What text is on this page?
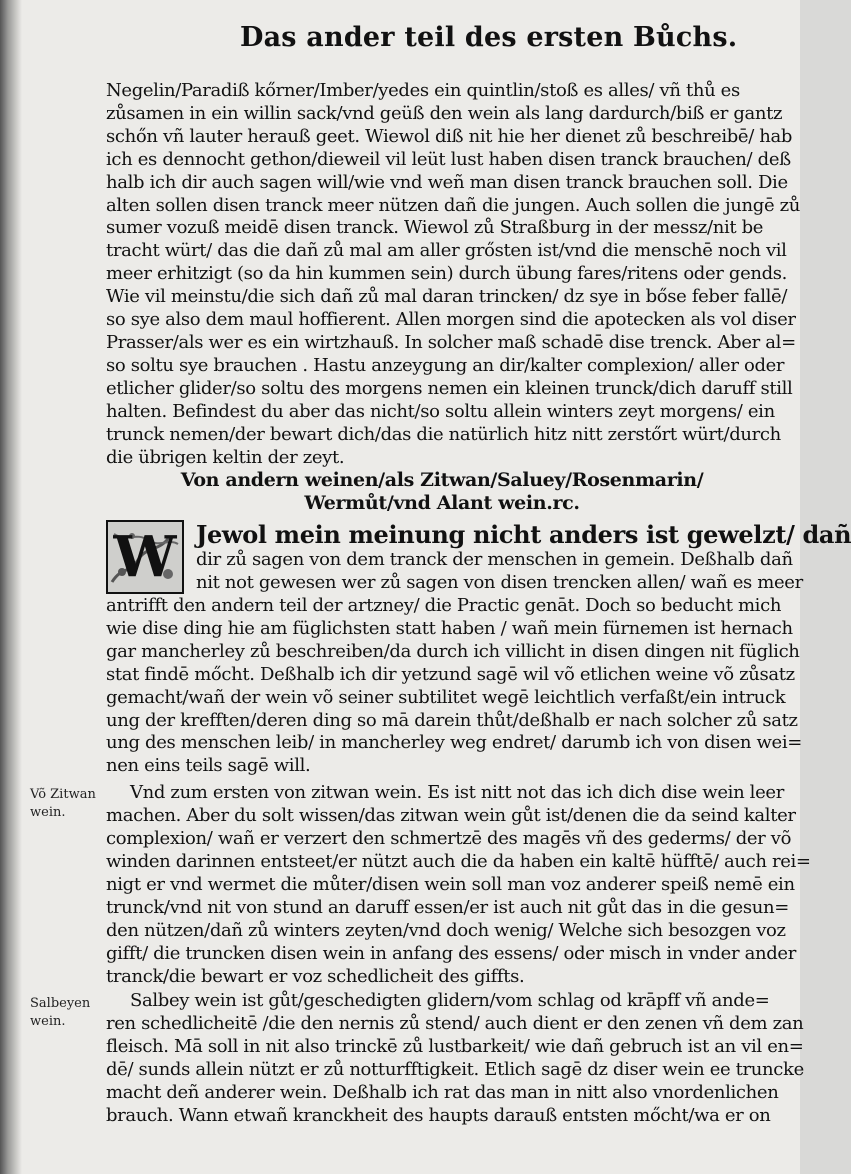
Das ander teil des ersten Bůchs.
Võ Zitwan
wein.
Salbeyen
wein.
W
Negelin/Paradiß kőrner/Imber/yedes ein quintlin/stoß es alles/ vñ thů es
zůsamen in ein willin sack/vnd geüß den wein als lang dardurch/biß er gantz
schőn vñ lauter herauß geet. Wiewol diß nit hie her dienet zů beschreibē/ hab
ich es dennocht gethon/dieweil vil leüt lust haben disen tranck brauchen/ deß
halb ich dir auch sagen will/wie vnd weñ man disen tranck brauchen soll. Die
alten sollen disen tranck meer nützen dañ die jungen. Auch sollen die jungē zů
sumer vozuß meidē disen tranck. Wiewol zů Straßburg in der messz/nit be
tracht würt/ das die dañ zů mal am aller grősten ist/vnd die menschē noch vil
meer erhitzigt (so da hin kummen sein) durch übung fares/ritens oder gends.
Wie vil meinstu/die sich dañ zů mal daran trincken/ dz sye in bőse feber fallē/
so sye also dem maul hoffierent. Allen morgen sind die apotecken als vol diser
Prasser/als wer es ein wirtzhauß. In solcher maß schadē dise trenck. Aber al=
so soltu sye brauchen . Hastu anzeygung an dir/kalter complexion/ aller oder
etlicher glider/so soltu des morgens nemen ein kleinen trunck/dich daruff still
halten. Befindest du aber das nicht/so soltu allein winters zeyt morgens/ ein
trunck nemen/der bewart dich/das die natürlich hitz nitt zerstőrt würt/durch
die übrigen keltin der zeyt.
Von andern weinen/als Zitwan/Saluey/Rosenmarin/
Wermůt/vnd Alant wein.rc.
Jewol mein meinung nicht anders ist gewelzt/ dañ
dir zů sagen von dem tranck der menschen in gemein. Deßhalb dañ
nit not gewesen wer zů sagen von disen trencken allen/ wañ es meer
antrifft den andern teil der artzney/ die Practic genāt. Doch so beducht mich
wie dise ding hie am füglichsten statt haben / wañ mein fürnemen ist hernach
gar mancherley zů beschreiben/da durch ich villicht in disen dingen nit füglich
stat findē mőcht. Deßhalb ich dir yetzund sagē wil võ etlichen weine võ zůsatz
gemacht/wañ der wein võ seiner subtilitet wegē leichtlich verfaßt/ein intruck
ung der krefften/deren ding so mā darein thůt/deßhalb er nach solcher zů satz
ung des menschen leib/ in mancherley weg endret/ darumb ich von disen wei=
nen eins teils sagē will.
Vnd zum ersten von zitwan wein. Es ist nitt not das ich dich dise wein leer
machen. Aber du solt wissen/das zitwan wein gůt ist/denen die da seind kalter
complexion/ wañ er verzert den schmertzē des magēs vñ des gederms/ der võ
winden darinnen entsteet/er nützt auch die da haben ein kaltē hüfftē/ auch rei=
nigt er vnd wermet die můter/disen wein soll man voz anderer speiß nemē ein
trunck/vnd nit von stund an daruff essen/er ist auch nit gůt das in die gesun=
den nützen/dañ zů winters zeyten/vnd doch wenig/ Welche sich besozgen voz
gifft/ die truncken disen wein in anfang des essens/ oder misch in vnder ander
tranck/die bewart er voz schedlicheit des giffts.
Salbey wein ist gůt/geschedigten glidern/vom schlag od krāpff vñ ande=
ren schedlicheitē /die den nernis zů stend/ auch dient er den zenen vñ dem zan
fleisch. Mā soll in nit also trinckē zů lustbarkeit/ wie dañ gebruch ist an vil en=
dē/ sunds allein nützt er zů notturfftigkeit. Etlich sagē dz diser wein ee truncke
macht deñ anderer wein. Deßhalb ich rat das man in nitt also vnordenlichen
brauch. Wann etwañ kranckheit des haupts darauß entsten mőcht/wa er on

+--

**THE PROBLEM:**
Collect each line above holding the string "complexion".

**SOLUTION TO THIS PROBLEM:**
so soltu sye brauchen . Hastu anzeygung an dir/kalter complexion/ aller oder
complexion/ wañ er verzert den schmertzē des magēs vñ des gederms/ der võ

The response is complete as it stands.